*** Task input ***
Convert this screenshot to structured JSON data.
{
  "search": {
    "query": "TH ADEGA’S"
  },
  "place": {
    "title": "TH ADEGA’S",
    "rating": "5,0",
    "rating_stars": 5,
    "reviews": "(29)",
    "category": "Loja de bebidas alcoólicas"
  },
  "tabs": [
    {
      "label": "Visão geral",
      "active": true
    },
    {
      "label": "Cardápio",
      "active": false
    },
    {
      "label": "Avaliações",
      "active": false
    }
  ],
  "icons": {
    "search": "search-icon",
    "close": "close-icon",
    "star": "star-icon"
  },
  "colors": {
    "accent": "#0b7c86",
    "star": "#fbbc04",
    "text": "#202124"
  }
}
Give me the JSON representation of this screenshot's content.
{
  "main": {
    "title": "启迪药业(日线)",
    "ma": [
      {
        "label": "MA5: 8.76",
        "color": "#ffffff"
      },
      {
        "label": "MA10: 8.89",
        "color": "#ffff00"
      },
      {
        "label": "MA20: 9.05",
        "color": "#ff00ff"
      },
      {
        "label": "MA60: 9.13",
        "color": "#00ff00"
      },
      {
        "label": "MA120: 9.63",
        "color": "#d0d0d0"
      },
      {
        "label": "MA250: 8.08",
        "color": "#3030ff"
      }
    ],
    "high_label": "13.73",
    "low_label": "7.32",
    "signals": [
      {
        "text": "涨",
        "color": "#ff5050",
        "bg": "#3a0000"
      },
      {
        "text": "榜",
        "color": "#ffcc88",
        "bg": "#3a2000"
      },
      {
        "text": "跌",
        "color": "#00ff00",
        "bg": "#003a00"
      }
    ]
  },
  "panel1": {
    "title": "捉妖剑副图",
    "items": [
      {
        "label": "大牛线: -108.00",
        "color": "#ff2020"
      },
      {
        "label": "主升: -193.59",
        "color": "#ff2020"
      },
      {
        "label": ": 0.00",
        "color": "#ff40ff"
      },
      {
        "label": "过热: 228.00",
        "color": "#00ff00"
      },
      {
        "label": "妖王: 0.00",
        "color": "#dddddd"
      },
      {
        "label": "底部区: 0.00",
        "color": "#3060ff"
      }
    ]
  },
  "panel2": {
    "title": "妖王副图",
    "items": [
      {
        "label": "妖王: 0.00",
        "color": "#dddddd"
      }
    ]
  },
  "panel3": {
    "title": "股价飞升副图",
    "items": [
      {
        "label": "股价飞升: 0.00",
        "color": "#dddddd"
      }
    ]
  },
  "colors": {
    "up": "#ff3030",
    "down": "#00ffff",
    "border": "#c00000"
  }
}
***
§ Your goal:
The records above should be duplicated in full, exactly as given.

§ Problem solution:
Convert this screenshot to structured JSON data.
{
  "search": {
    "query": "TH ADEGA’S"
  },
  "place": {
    "title": "TH ADEGA’S",
    "rating": "5,0",
    "rating_stars": 5,
    "reviews": "(29)",
    "category": "Loja de bebidas alcoólicas"
  },
  "tabs": [
    {
      "label": "Visão geral",
      "active": true
    },
    {
      "label": "Cardápio",
      "active": false
    },
    {
      "label": "Avaliações",
      "active": false
    }
  ],
  "icons": {
    "search": "search-icon",
    "close": "close-icon",
    "star": "star-icon"
  },
  "colors": {
    "accent": "#0b7c86",
    "star": "#fbbc04",
    "text": "#202124"
  }
}
Give me the JSON representation of this screenshot's content.
{
  "main": {
    "title": "启迪药业(日线)",
    "ma": [
      {
        "label": "MA5: 8.76",
        "color": "#ffffff"
      },
      {
        "label": "MA10: 8.89",
        "color": "#ffff00"
      },
      {
        "label": "MA20: 9.05",
        "color": "#ff00ff"
      },
      {
        "label": "MA60: 9.13",
        "color": "#00ff00"
      },
      {
        "label": "MA120: 9.63",
        "color": "#d0d0d0"
      },
      {
        "label": "MA250: 8.08",
        "color": "#3030ff"
      }
    ],
    "high_label": "13.73",
    "low_label": "7.32",
    "signals": [
      {
        "text": "涨",
        "color": "#ff5050",
        "bg": "#3a0000"
      },
      {
        "text": "榜",
        "color": "#ffcc88",
        "bg": "#3a2000"
      },
      {
        "text": "跌",
        "color": "#00ff00",
        "bg": "#003a00"
      }
    ]
  },
  "panel1": {
    "title": "捉妖剑副图",
    "items": [
      {
        "label": "大牛线: -108.00",
        "color": "#ff2020"
      },
      {
        "label": "主升: -193.59",
        "color": "#ff2020"
      },
      {
        "label": ": 0.00",
        "color": "#ff40ff"
      },
      {
        "label": "过热: 228.00",
        "color": "#00ff00"
      },
      {
        "label": "妖王: 0.00",
        "color": "#dddddd"
      },
      {
        "label": "底部区: 0.00",
        "color": "#3060ff"
      }
    ]
  },
  "panel2": {
    "title": "妖王副图",
    "items": [
      {
        "label": "妖王: 0.00",
        "color": "#dddddd"
      }
    ]
  },
  "panel3": {
    "title": "股价飞升副图",
    "items": [
      {
        "label": "股价飞升: 0.00",
        "color": "#dddddd"
      }
    ]
  },
  "colors": {
    "up": "#ff3030",
    "down": "#00ffff",
    "border": "#c00000"
  }
}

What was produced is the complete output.